* _STATED TASK_: Copy out all the records below, switching every "Autos" to "Automobiles" and changing nothing else. Leave the pictures out of the copy.

* _Spatial annotation records_:
☆ ☆ ☆ ☆ ☆ ☆ ☆
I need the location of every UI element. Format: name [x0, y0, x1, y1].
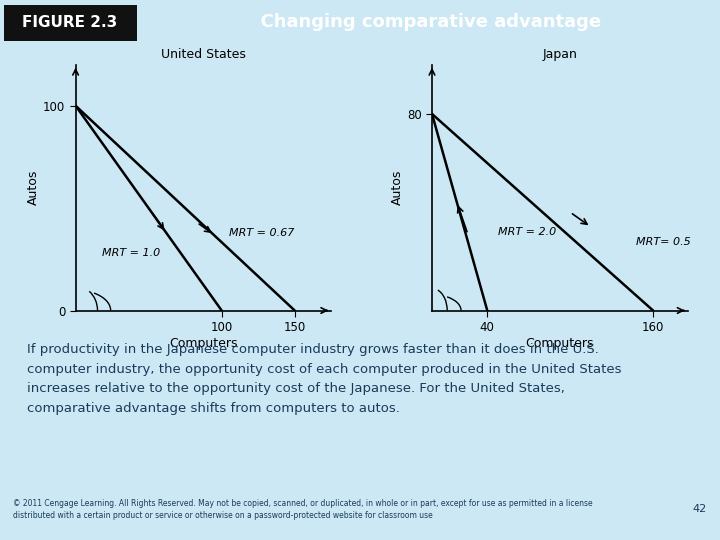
Text: If productivity in the Japanese computer industry grows faster than it does in t: If productivity in the Japanese computer…	[27, 343, 622, 415]
X-axis label: Computers: Computers	[526, 337, 594, 350]
Bar	[4, 5, 137, 42]
Text: MRT= 0.5: MRT= 0.5	[636, 237, 691, 247]
Title: Japan: Japan	[542, 48, 577, 61]
Title: United States: United States	[161, 48, 246, 61]
Text: MRT = 0.67: MRT = 0.67	[229, 228, 294, 238]
Y-axis label: Autos: Autos	[27, 170, 40, 205]
Text: © 2011 Cengage Learning. All Rights Reserved. May not be copied, scanned, or dup: © 2011 Cengage Learning. All Rights Rese…	[13, 499, 593, 520]
Text: FIGURE 2.3: FIGURE 2.3	[22, 15, 117, 30]
Text: 42: 42	[693, 503, 707, 514]
Text: Changing comparative advantage: Changing comparative advantage	[248, 13, 601, 31]
Y-axis label: Autos: Autos	[391, 170, 404, 205]
X-axis label: Computers: Computers	[169, 337, 238, 350]
Text: MRT = 2.0: MRT = 2.0	[498, 227, 557, 237]
Text: MRT = 1.0: MRT = 1.0	[102, 248, 160, 258]
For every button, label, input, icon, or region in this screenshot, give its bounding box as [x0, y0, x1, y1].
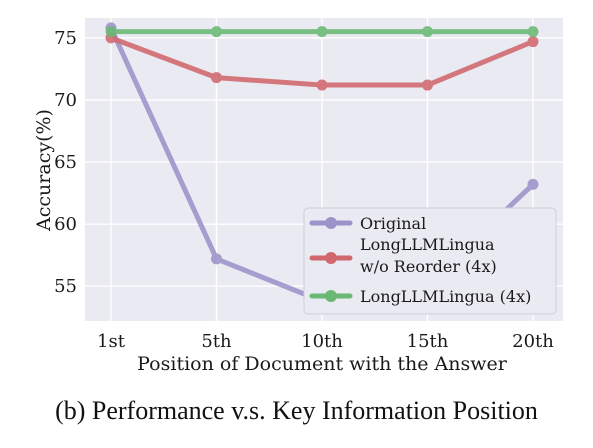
y-axis-label: Accuracy(%)	[33, 109, 55, 232]
point-s2-10th	[316, 26, 328, 38]
x-tick-15th: 15th	[407, 331, 449, 352]
point-s2-20th	[527, 26, 539, 38]
legend-label-no-reorder-line2: w/o Reorder (4x)	[360, 257, 497, 276]
x-tick-labels: 1st 5th 10th 15th 20th	[97, 331, 554, 352]
figure-caption: (b) Performance v.s. Key Information Pos…	[55, 396, 538, 425]
point-s1-5th	[211, 72, 222, 84]
y-tick-labels: 55 60 65 70 75	[54, 28, 77, 297]
legend-label-no-reorder-line1: LongLLMLingua	[360, 235, 495, 254]
point-s1-15th	[422, 79, 433, 91]
x-tick-20th: 20th	[512, 331, 554, 352]
point-s2-15th	[422, 26, 433, 38]
point-s0-5th	[211, 253, 222, 265]
point-s0-20th	[527, 178, 539, 190]
legend-marker-original	[325, 217, 337, 229]
legend-box	[303, 207, 557, 315]
point-s2-1st	[105, 26, 117, 38]
line-chart: 55 60 65 70 75 1st 5th 10th 15th 20th Accuracy(%…	[33, 18, 563, 375]
legend-item-longllmlingua: LongLLMLingua (4x)	[309, 287, 531, 306]
legend-marker-longllmlingua	[325, 290, 337, 302]
y-tick-55: 55	[54, 276, 77, 297]
y-tick-65: 65	[54, 152, 77, 173]
point-s2-5th	[211, 26, 222, 38]
point-s1-10th	[316, 79, 328, 91]
y-tick-75: 75	[54, 28, 77, 49]
legend-marker-no-reorder	[325, 252, 337, 264]
y-tick-60: 60	[54, 214, 77, 235]
x-tick-1st: 1st	[97, 331, 126, 352]
x-axis-label: Position of Document with the Answer	[137, 353, 508, 375]
legend: Original LongLLMLingua w/o Reorder (4x) …	[303, 207, 557, 315]
x-tick-10th: 10th	[301, 331, 343, 352]
legend-item-longllmlingua-no-reorder: LongLLMLingua w/o Reorder (4x)	[309, 235, 497, 276]
legend-label-longllmlingua: LongLLMLingua (4x)	[360, 287, 531, 306]
x-tick-5th: 5th	[201, 331, 232, 352]
series-2	[105, 26, 539, 38]
y-tick-70: 70	[54, 90, 77, 111]
legend-item-original: Original	[309, 214, 426, 233]
series-1	[105, 32, 539, 91]
legend-label-original: Original	[360, 214, 426, 233]
point-s1-20th	[527, 36, 539, 48]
☆ ☆ ☆ ☆ ☆ ☆ ☆
* _OUTPUT OF THE TASK_:
I need the location of every UI element. Format: name [x0, y0, x1, y1].
Text: If productivity in the Japanese computer industry grows faster than it does in t: If productivity in the Japanese computer…	[27, 343, 622, 415]
X-axis label: Computers: Computers	[526, 337, 594, 350]
Bar	[4, 5, 137, 42]
Text: MRT= 0.5: MRT= 0.5	[636, 237, 691, 247]
Title: Japan: Japan	[542, 48, 577, 61]
Title: United States: United States	[161, 48, 246, 61]
Text: MRT = 0.67: MRT = 0.67	[229, 228, 294, 238]
Y-axis label: Automobiles: Automobiles	[27, 170, 40, 205]
Text: © 2011 Cengage Learning. All Rights Reserved. May not be copied, scanned, or dup: © 2011 Cengage Learning. All Rights Rese…	[13, 499, 593, 520]
Text: FIGURE 2.3: FIGURE 2.3	[22, 15, 117, 30]
Text: 42: 42	[693, 503, 707, 514]
Text: Changing comparative advantage: Changing comparative advantage	[248, 13, 601, 31]
Y-axis label: Automobiles: Automobiles	[391, 170, 404, 205]
X-axis label: Computers: Computers	[169, 337, 238, 350]
Text: MRT = 2.0: MRT = 2.0	[498, 227, 557, 237]
Text: MRT = 1.0: MRT = 1.0	[102, 248, 160, 258]
For every button, label, input, icon, or region in this screenshot, give its bounding box as [x0, y0, x1, y1].
y-axis-label: Accuracy(%)	[33, 109, 55, 232]
point-s2-10th	[316, 26, 328, 38]
x-tick-15th: 15th	[407, 331, 449, 352]
point-s2-20th	[527, 26, 539, 38]
legend-label-no-reorder-line2: w/o Reorder (4x)	[360, 257, 497, 276]
x-tick-labels: 1st 5th 10th 15th 20th	[97, 331, 554, 352]
figure-caption: (b) Performance v.s. Key Information Pos…	[55, 396, 538, 425]
point-s1-5th	[211, 72, 222, 84]
y-tick-labels: 55 60 65 70 75	[54, 28, 77, 297]
legend-label-no-reorder-line1: LongLLMLingua	[360, 235, 495, 254]
point-s1-15th	[422, 79, 433, 91]
x-tick-20th: 20th	[512, 331, 554, 352]
point-s2-15th	[422, 26, 433, 38]
point-s0-5th	[211, 253, 222, 265]
point-s0-20th	[527, 178, 539, 190]
legend-marker-original	[325, 217, 337, 229]
legend-box	[303, 207, 557, 315]
point-s2-1st	[105, 26, 117, 38]
line-chart: 55 60 65 70 75 1st 5th 10th 15th 20th Accuracy(%…	[33, 18, 563, 375]
legend-item-longllmlingua: LongLLMLingua (4x)	[309, 287, 531, 306]
legend-marker-longllmlingua	[325, 290, 337, 302]
y-tick-55: 55	[54, 276, 77, 297]
y-tick-65: 65	[54, 152, 77, 173]
point-s2-5th	[211, 26, 222, 38]
point-s1-10th	[316, 79, 328, 91]
y-tick-75: 75	[54, 28, 77, 49]
legend-marker-no-reorder	[325, 252, 337, 264]
y-tick-60: 60	[54, 214, 77, 235]
x-tick-1st: 1st	[97, 331, 126, 352]
x-axis-label: Position of Document with the Answer	[137, 353, 508, 375]
legend: Original LongLLMLingua w/o Reorder (4x) …	[303, 207, 557, 315]
x-tick-10th: 10th	[301, 331, 343, 352]
legend-item-longllmlingua-no-reorder: LongLLMLingua w/o Reorder (4x)	[309, 235, 497, 276]
legend-label-longllmlingua: LongLLMLingua (4x)	[360, 287, 531, 306]
x-tick-5th: 5th	[201, 331, 232, 352]
series-2	[105, 26, 539, 38]
y-tick-70: 70	[54, 90, 77, 111]
legend-item-original: Original	[309, 214, 426, 233]
series-1	[105, 32, 539, 91]
legend-label-original: Original	[360, 214, 426, 233]
point-s1-20th	[527, 36, 539, 48]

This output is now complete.